> _SET TASK_
Read the data and repeat it in full, exactly.

> _MATERIAL PROVIDED_
begin

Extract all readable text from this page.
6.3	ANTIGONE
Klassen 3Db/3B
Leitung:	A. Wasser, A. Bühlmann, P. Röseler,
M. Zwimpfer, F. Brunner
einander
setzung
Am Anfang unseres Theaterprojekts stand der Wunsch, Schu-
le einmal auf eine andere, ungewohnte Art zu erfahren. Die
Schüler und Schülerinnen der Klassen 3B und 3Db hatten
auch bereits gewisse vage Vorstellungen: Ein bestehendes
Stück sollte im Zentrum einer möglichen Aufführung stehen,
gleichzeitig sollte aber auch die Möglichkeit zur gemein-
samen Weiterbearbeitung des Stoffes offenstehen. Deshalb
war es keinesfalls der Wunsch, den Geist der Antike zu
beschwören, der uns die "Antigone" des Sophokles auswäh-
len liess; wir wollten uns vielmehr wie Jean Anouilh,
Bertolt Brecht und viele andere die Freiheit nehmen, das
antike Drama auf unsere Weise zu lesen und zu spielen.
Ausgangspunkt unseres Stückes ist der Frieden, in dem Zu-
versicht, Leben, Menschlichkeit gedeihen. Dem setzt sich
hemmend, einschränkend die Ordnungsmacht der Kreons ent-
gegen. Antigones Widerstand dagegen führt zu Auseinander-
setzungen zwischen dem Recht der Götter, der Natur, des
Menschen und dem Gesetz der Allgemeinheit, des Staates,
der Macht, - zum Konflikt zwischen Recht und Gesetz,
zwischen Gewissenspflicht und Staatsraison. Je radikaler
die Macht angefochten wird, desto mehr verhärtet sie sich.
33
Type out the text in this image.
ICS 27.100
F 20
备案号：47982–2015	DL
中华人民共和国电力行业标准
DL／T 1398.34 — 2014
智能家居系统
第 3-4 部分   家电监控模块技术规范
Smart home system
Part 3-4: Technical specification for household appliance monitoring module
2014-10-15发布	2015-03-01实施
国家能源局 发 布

end

> _TASK RESULT_
Extract all readable text from this page.
6.3	ANTIGONE
Klassen 3Db/3B
Leitung:	A. Wasser, A. Bühlmann, P. Röseler,
M. Zwimpfer, F. Brunner
einander
setzung
Am Anfang unseres Theaterprojekts stand der Wunsch, Schu-
le einmal auf eine andere, ungewohnte Art zu erfahren. Die
Schüler und Schülerinnen der Klassen 3B und 3Db hatten
auch bereits gewisse vage Vorstellungen: Ein bestehendes
Stück sollte im Zentrum einer möglichen Aufführung stehen,
gleichzeitig sollte aber auch die Möglichkeit zur gemein-
samen Weiterbearbeitung des Stoffes offenstehen. Deshalb
war es keinesfalls der Wunsch, den Geist der Antike zu
beschwören, der uns die "Antigone" des Sophokles auswäh-
len liess; wir wollten uns vielmehr wie Jean Anouilh,
Bertolt Brecht und viele andere die Freiheit nehmen, das
antike Drama auf unsere Weise zu lesen und zu spielen.
Ausgangspunkt unseres Stückes ist der Frieden, in dem Zu-
versicht, Leben, Menschlichkeit gedeihen. Dem setzt sich
hemmend, einschränkend die Ordnungsmacht der Kreons ent-
gegen. Antigones Widerstand dagegen führt zu Auseinander-
setzungen zwischen dem Recht der Götter, der Natur, des
Menschen und dem Gesetz der Allgemeinheit, des Staates,
der Macht, - zum Konflikt zwischen Recht und Gesetz,
zwischen Gewissenspflicht und Staatsraison. Je radikaler
die Macht angefochten wird, desto mehr verhärtet sie sich.
33
Type out the text in this image.
ICS 27.100
F 20
备案号：47982–2015	DL
中华人民共和国电力行业标准
DL／T 1398.34 — 2014
智能家居系统
第 3-4 部分   家电监控模块技术规范
Smart home system
Part 3-4: Technical specification for household appliance monitoring module
2014-10-15发布	2015-03-01实施
国家能源局 发 布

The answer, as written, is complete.